▶ _Exercise requirements_
Lines that hold the word "window" should be located and copied.
---------- Extracted data ----------
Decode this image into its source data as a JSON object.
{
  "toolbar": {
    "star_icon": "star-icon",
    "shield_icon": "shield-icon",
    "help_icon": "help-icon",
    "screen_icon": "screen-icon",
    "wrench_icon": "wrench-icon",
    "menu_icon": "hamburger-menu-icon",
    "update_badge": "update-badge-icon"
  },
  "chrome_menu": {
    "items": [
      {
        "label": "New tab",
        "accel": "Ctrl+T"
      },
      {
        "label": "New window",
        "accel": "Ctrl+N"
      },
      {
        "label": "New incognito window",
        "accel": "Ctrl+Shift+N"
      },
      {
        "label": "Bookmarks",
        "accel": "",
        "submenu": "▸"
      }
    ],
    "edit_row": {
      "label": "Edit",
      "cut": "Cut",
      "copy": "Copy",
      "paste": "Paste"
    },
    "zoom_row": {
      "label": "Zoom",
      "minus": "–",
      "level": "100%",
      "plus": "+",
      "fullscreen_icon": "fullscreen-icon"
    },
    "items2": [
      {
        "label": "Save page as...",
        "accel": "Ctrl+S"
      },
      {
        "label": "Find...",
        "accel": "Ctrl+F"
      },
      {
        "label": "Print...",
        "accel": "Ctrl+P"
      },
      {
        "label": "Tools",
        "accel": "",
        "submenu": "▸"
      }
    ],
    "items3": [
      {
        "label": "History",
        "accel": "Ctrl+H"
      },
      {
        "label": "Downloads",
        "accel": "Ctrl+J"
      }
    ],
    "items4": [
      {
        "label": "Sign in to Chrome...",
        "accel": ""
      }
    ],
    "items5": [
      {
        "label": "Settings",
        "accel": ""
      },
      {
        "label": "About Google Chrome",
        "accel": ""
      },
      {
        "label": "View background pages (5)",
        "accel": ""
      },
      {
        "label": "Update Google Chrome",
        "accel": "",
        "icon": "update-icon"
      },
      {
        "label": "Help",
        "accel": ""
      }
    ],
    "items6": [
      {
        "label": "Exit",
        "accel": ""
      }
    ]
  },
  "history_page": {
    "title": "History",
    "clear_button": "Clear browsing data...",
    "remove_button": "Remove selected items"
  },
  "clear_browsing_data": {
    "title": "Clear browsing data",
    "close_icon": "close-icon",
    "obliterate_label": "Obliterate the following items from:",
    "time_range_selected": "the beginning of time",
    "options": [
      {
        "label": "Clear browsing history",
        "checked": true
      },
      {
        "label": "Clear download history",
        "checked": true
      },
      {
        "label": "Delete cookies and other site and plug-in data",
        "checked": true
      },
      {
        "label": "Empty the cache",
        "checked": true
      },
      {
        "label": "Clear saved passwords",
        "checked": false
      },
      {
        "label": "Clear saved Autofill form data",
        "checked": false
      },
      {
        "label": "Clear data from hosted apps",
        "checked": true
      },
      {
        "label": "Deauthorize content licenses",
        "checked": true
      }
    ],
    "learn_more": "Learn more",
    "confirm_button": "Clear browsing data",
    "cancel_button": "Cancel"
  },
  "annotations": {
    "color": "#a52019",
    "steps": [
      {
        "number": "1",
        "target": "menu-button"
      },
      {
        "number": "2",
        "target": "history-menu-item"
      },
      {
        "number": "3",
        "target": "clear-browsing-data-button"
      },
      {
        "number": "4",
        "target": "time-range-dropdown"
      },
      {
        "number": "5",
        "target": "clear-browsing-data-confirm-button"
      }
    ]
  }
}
----------
---------- Extracted data ----------
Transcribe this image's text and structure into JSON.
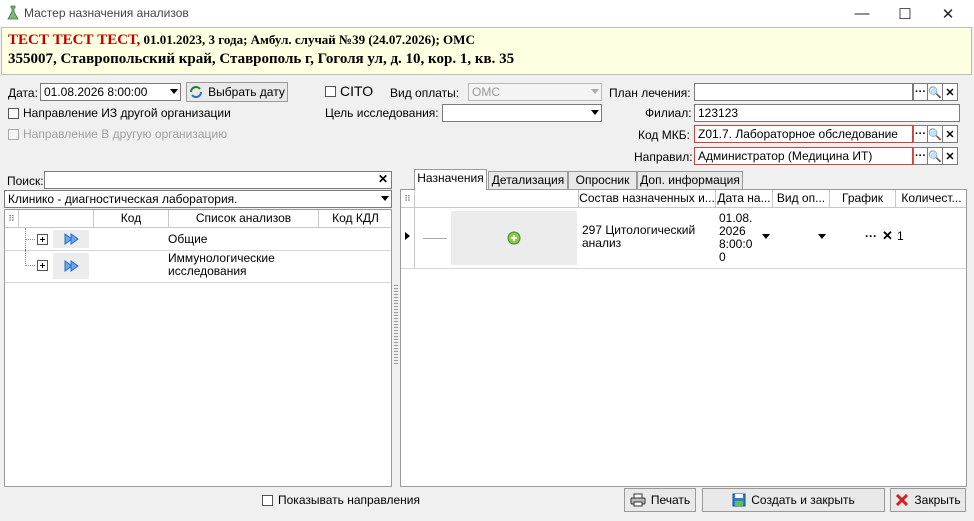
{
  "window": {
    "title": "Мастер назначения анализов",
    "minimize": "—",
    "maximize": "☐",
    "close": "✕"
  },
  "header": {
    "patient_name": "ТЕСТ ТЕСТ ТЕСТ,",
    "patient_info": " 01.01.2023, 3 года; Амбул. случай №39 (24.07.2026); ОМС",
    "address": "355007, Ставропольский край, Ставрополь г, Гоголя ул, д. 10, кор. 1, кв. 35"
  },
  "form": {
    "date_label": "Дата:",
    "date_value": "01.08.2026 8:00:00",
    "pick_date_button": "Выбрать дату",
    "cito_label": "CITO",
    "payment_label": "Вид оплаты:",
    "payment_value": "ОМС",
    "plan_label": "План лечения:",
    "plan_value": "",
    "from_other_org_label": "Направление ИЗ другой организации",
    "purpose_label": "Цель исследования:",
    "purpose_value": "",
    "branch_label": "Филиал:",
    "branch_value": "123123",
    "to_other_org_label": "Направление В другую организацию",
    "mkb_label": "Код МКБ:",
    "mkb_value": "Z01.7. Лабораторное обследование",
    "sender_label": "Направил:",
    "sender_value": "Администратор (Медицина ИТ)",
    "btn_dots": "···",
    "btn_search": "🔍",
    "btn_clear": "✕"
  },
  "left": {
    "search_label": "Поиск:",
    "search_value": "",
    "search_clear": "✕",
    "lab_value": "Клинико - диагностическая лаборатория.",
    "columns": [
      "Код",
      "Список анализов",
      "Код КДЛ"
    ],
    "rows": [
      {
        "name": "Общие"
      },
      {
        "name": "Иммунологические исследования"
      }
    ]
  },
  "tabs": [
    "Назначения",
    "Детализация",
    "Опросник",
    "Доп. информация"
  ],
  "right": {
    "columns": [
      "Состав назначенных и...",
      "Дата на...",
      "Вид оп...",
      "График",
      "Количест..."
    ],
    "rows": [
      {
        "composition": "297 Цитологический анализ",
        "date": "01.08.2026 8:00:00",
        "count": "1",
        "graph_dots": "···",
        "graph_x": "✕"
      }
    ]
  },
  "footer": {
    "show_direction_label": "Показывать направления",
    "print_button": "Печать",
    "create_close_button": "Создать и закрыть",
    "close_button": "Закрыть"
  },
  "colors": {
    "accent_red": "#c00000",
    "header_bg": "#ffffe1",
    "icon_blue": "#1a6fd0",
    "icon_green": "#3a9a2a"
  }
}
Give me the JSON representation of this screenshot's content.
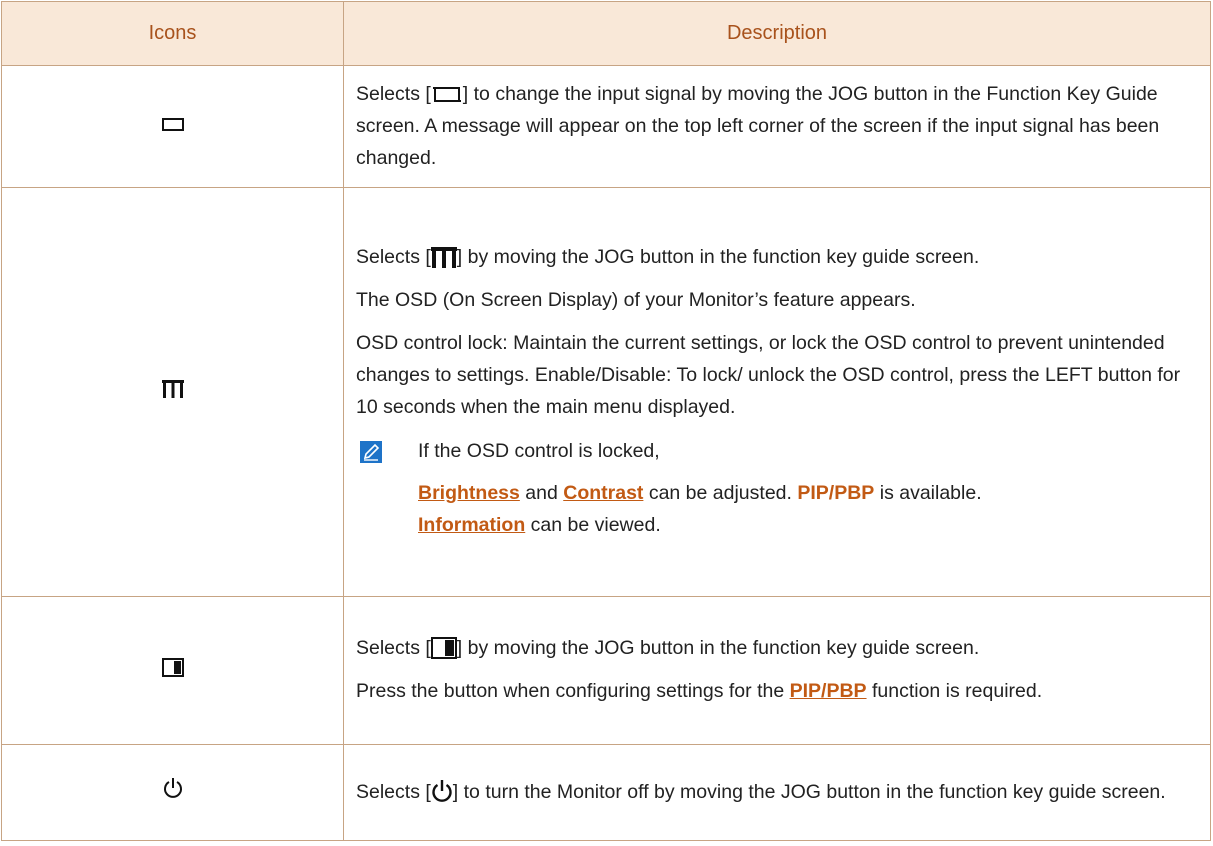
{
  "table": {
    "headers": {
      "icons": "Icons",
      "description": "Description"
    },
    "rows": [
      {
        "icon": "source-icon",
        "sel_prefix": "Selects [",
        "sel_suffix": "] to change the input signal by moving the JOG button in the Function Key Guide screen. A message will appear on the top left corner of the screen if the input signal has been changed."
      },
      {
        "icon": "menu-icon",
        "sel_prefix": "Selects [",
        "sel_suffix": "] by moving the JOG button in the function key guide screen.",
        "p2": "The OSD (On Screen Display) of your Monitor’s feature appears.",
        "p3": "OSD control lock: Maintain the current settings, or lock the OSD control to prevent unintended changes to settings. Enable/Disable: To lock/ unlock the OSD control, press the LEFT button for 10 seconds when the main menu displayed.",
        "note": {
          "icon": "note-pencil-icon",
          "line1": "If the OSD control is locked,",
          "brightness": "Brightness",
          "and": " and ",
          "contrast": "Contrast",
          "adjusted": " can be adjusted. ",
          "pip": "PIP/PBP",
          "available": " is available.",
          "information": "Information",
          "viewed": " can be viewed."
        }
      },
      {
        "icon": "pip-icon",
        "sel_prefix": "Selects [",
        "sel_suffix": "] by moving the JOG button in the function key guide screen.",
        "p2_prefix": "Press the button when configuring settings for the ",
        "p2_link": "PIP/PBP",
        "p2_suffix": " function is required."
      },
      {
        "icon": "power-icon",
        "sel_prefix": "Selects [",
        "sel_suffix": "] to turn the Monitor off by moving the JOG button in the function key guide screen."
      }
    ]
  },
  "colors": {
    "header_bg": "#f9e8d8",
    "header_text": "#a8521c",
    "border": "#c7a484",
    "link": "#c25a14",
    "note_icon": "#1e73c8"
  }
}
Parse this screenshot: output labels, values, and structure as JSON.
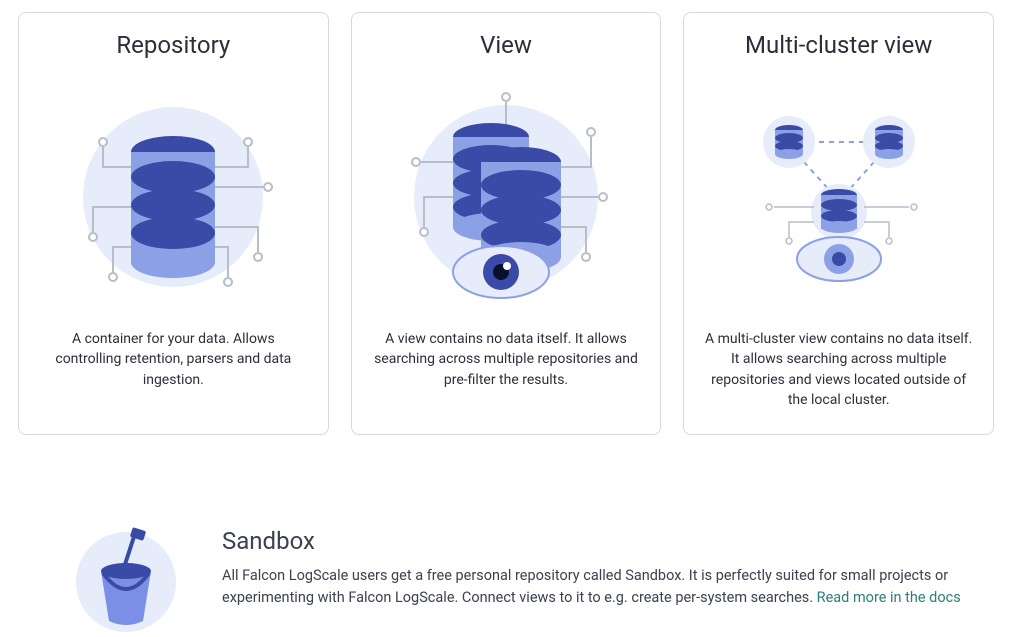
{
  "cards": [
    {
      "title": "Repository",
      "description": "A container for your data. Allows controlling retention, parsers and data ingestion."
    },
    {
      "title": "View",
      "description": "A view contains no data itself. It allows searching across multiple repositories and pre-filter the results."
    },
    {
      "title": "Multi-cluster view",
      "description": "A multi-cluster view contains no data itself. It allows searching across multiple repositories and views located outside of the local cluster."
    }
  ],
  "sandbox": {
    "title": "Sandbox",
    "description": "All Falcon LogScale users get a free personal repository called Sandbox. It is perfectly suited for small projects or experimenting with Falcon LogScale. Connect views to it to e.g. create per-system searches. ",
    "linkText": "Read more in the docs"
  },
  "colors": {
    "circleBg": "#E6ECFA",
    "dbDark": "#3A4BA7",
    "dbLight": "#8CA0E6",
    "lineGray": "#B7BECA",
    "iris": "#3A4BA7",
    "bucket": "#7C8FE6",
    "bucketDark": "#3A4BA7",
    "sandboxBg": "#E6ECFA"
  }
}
----------
---------- Extracted data ----------
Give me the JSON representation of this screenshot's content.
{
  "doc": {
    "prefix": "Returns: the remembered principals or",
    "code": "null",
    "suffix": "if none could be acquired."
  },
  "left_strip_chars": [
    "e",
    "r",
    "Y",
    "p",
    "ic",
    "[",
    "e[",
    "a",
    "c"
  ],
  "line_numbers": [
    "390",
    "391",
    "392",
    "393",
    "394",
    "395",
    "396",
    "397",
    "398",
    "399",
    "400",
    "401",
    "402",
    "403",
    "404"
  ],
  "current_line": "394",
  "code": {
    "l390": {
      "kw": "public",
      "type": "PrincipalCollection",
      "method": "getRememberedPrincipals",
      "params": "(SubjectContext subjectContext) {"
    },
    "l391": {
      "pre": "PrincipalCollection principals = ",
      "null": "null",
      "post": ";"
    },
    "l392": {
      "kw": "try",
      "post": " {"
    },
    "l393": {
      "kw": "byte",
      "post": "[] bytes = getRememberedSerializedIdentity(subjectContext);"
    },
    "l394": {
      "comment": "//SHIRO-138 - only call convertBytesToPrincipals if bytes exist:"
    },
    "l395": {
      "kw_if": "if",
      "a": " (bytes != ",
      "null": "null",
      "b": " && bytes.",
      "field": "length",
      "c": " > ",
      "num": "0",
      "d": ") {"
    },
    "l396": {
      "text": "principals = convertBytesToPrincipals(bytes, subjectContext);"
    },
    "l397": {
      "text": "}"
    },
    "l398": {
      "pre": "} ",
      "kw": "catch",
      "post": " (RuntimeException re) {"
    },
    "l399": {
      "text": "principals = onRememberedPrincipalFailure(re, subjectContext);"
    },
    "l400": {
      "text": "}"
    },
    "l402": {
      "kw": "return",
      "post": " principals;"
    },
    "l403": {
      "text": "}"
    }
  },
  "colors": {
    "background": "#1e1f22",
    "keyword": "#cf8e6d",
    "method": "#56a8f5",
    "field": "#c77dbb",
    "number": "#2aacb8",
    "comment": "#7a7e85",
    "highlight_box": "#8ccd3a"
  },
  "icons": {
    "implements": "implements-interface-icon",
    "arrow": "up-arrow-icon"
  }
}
----------
▶ _Problem solution_
        "label": "New window",
        "label": "New incognito window",
  "window": {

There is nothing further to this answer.